• **Reading passage**:
Thursday, September 16, 2021

 The Way We Were

You know how hearing a song takes you back to a time in the distant past? 
You almost feel like you are there?
Yesterday I edited some digitized cassettes of my daughters’ music in high school and college.

Concertos with orchestras – Mozart, Schumann, Beethoven, Liszt, Tchaikovsky and Rachmaninoff.  That took hours.
So I took a break and edited a little reel-to-reel tape from 1976. 

Suddenly I was back in the living room of our little ranch house.
Jeanne was 6, Karen was 3 and Bobby was a baby crawling around.
 
Jeanne was practicing on our spinet piano adding her own commentary in her little girl voice.  It was usually about the music
“Scales and contrary minor” - “I can do The Entertainer” - “Here comes the one I always wanted” - “America 76 – the WHOLE book”

But my favorite was the sisters’ interchange with baby Bobby squealing in the background
Jeanne – “Quiet Karen, the tape recorder has to have me on it, not you”
Karen – “Now it has me on it, not you, ha ha”

We lived our lives right on top of each other – in the LIVING room.

• **Information supplied**:
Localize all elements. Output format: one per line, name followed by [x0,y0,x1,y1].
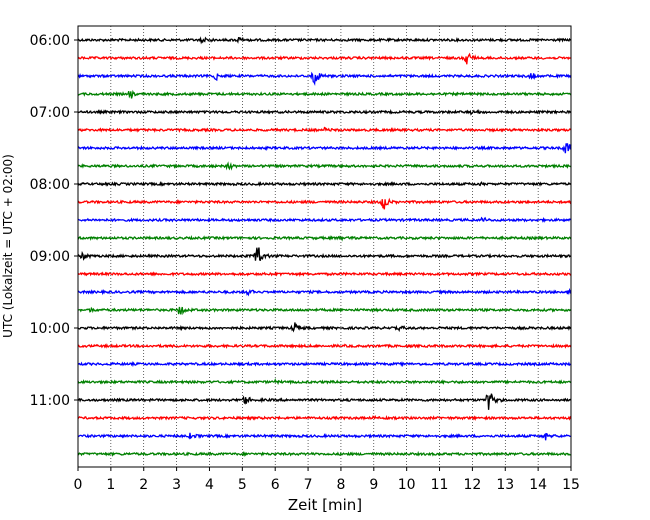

• **Aim of the exercise**: Reproduce the part of the post about the old family tapes word for word, starting at "Yesterday I edited" and ending after "little ranch house.".

• **Exercise response**:
Yesterday I edited some digitized cassettes of my daughters’ music in high school and college.

Concertos with orchestras – Mozart, Schumann, Beethoven, Liszt, Tchaikovsky and Rachmaninoff.  That took hours.
So I took a break and edited a little reel-to-reel tape from 1976. 

Suddenly I was back in the living room of our little ranch house.